Start WORKING DATA
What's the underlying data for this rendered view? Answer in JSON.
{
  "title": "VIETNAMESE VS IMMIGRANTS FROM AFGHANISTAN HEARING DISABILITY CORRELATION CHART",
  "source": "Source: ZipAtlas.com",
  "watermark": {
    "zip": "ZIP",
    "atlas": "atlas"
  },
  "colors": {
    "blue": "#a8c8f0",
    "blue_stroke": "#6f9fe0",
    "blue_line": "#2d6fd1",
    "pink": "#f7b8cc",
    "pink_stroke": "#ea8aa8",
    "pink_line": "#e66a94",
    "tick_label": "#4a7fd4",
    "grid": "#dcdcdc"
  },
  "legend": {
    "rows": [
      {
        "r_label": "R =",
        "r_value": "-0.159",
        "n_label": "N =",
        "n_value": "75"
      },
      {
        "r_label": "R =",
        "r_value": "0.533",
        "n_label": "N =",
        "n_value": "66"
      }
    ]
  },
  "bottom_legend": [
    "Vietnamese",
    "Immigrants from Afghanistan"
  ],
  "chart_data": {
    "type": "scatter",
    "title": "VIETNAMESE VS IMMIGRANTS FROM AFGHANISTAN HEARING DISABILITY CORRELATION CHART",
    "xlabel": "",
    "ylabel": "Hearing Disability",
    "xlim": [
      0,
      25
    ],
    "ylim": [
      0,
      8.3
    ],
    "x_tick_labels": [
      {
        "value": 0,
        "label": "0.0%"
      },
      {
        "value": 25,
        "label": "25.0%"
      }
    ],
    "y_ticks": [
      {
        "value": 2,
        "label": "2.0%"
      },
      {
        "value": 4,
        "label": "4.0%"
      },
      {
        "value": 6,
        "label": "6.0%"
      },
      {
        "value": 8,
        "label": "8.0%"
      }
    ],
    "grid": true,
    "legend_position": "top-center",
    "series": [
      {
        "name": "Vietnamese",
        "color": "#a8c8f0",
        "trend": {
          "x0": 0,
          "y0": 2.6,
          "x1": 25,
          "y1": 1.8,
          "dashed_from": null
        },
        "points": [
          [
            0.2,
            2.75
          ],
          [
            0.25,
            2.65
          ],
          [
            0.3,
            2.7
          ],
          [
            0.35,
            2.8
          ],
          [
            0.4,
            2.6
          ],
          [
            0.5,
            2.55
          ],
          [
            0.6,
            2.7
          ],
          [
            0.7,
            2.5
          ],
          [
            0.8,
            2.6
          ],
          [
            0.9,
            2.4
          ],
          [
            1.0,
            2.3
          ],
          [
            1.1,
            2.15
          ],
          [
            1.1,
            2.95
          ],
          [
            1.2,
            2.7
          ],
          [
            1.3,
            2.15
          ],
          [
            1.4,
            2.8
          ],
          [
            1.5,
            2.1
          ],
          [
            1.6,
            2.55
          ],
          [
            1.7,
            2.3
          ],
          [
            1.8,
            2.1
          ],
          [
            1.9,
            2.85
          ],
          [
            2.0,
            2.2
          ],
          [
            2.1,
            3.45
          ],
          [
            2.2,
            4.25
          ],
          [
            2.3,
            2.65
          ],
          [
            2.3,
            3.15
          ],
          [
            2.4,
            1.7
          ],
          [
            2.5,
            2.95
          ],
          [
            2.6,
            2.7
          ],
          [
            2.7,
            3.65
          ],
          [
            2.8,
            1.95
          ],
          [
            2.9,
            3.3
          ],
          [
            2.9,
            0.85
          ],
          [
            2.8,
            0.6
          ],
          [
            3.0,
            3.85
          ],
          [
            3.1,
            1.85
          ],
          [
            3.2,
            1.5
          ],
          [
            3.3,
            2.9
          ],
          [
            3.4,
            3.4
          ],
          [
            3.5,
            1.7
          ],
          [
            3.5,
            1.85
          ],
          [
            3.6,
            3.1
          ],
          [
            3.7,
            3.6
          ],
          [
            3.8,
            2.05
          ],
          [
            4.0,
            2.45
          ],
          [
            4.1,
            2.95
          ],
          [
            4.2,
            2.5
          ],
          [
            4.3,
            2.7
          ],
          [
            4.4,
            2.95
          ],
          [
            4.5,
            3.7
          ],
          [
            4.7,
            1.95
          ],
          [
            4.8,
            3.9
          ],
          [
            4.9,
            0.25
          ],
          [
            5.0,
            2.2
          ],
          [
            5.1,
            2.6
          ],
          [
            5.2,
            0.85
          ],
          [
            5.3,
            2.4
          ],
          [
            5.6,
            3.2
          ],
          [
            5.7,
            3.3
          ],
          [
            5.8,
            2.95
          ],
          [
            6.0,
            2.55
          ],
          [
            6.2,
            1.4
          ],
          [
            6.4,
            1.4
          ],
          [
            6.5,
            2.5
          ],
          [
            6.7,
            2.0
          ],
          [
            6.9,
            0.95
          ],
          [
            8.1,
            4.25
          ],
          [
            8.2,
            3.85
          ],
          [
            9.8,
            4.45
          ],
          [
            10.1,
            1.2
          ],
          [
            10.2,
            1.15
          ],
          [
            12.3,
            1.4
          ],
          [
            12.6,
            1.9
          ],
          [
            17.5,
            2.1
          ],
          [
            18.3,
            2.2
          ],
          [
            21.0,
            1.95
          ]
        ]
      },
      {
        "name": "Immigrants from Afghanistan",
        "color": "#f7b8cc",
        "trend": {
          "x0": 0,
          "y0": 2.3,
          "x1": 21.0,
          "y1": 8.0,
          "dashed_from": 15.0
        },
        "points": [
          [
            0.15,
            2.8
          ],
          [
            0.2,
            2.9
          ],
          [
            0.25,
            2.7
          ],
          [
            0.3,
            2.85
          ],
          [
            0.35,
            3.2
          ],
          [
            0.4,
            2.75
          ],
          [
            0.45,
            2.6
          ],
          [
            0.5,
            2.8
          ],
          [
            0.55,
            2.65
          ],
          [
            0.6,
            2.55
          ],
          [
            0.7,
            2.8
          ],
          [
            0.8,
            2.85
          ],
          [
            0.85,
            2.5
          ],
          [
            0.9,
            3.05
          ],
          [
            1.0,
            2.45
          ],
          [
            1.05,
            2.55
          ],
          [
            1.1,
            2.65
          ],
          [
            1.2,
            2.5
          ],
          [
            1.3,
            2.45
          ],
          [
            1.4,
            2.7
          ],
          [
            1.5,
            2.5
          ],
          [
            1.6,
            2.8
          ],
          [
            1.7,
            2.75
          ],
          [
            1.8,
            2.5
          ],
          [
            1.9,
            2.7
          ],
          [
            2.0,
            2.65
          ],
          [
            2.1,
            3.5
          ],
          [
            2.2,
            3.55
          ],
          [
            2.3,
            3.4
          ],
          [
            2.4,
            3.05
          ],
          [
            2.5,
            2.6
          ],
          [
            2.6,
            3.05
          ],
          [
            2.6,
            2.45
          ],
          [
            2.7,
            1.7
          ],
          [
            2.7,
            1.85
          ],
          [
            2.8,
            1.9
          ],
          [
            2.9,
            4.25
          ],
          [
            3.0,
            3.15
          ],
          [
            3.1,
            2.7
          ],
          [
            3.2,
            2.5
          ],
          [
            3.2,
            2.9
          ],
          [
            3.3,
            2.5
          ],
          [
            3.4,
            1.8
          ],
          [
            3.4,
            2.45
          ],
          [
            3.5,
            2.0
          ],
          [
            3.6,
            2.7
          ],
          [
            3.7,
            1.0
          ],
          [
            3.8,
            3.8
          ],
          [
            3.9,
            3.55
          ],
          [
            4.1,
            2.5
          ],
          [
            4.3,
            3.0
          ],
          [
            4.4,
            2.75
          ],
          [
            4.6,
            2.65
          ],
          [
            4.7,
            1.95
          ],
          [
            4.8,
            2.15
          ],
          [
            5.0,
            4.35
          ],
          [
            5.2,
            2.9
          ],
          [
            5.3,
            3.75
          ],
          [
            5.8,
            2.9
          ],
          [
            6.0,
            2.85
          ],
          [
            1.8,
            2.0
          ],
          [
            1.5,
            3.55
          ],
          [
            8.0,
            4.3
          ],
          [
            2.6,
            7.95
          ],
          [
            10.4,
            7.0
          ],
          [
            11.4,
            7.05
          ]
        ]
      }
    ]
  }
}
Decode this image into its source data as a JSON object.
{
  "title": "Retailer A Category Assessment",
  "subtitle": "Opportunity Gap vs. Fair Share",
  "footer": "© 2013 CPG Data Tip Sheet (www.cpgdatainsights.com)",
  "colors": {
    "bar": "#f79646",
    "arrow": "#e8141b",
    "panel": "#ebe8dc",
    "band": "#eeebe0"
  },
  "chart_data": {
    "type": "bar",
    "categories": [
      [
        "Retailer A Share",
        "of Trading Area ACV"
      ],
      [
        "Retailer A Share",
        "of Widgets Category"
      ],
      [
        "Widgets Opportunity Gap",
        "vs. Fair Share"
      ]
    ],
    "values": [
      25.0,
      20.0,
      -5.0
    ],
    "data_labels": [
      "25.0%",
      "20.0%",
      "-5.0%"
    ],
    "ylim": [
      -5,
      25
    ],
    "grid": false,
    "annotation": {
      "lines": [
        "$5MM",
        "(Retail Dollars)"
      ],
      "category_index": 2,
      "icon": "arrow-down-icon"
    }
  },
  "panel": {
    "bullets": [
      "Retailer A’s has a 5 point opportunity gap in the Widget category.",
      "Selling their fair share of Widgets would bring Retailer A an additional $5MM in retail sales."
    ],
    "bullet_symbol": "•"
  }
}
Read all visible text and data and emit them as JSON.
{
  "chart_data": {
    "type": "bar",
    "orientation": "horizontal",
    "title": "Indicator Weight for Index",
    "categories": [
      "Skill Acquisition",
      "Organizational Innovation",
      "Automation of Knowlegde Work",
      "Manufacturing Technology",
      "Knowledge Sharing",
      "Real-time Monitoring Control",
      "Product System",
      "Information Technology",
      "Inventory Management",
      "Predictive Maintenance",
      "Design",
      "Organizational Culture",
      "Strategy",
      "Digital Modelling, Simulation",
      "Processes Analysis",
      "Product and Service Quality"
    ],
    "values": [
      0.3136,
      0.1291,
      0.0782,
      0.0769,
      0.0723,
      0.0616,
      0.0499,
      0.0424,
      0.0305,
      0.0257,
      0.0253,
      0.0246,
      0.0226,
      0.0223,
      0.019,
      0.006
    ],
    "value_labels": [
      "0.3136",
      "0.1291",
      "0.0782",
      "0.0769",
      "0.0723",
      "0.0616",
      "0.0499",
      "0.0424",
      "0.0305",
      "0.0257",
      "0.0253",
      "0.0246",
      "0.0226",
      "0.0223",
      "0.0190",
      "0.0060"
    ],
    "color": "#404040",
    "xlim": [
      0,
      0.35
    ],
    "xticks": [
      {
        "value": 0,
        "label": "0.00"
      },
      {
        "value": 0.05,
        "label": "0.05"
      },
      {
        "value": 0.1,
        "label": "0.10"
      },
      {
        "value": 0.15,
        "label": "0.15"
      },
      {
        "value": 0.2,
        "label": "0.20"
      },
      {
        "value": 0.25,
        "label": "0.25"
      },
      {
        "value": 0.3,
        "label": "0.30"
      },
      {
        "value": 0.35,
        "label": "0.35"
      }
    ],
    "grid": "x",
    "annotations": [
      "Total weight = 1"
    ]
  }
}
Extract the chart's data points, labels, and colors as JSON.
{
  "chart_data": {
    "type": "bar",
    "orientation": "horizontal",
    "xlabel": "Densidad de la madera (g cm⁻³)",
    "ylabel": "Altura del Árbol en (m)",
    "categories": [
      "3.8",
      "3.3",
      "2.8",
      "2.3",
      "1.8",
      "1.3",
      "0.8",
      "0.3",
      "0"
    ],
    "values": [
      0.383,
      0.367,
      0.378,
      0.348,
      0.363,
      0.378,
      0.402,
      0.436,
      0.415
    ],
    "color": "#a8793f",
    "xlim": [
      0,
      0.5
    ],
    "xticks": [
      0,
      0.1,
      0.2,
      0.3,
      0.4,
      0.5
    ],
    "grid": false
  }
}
End WORKING DATA
— STATED PROBLEM —
Transcribe exactly, and only, the lines from the one bearing "Extract the chart's" through the last line of the entries, counting both.

— REPLY —
Extract the chart's data points, labels, and colors as JSON.
{
  "chart_data": {
    "type": "bar",
    "orientation": "horizontal",
    "xlabel": "Densidad de la madera (g cm⁻³)",
    "ylabel": "Altura del Árbol en (m)",
    "categories": [
      "3.8",
      "3.3",
      "2.8",
      "2.3",
      "1.8",
      "1.3",
      "0.8",
      "0.3",
      "0"
    ],
    "values": [
      0.383,
      0.367,
      0.378,
      0.348,
      0.363,
      0.378,
      0.402,
      0.436,
      0.415
    ],
    "color": "#a8793f",
    "xlim": [
      0,
      0.5
    ],
    "xticks": [
      0,
      0.1,
      0.2,
      0.3,
      0.4,
      0.5
    ],
    "grid": false
  }
}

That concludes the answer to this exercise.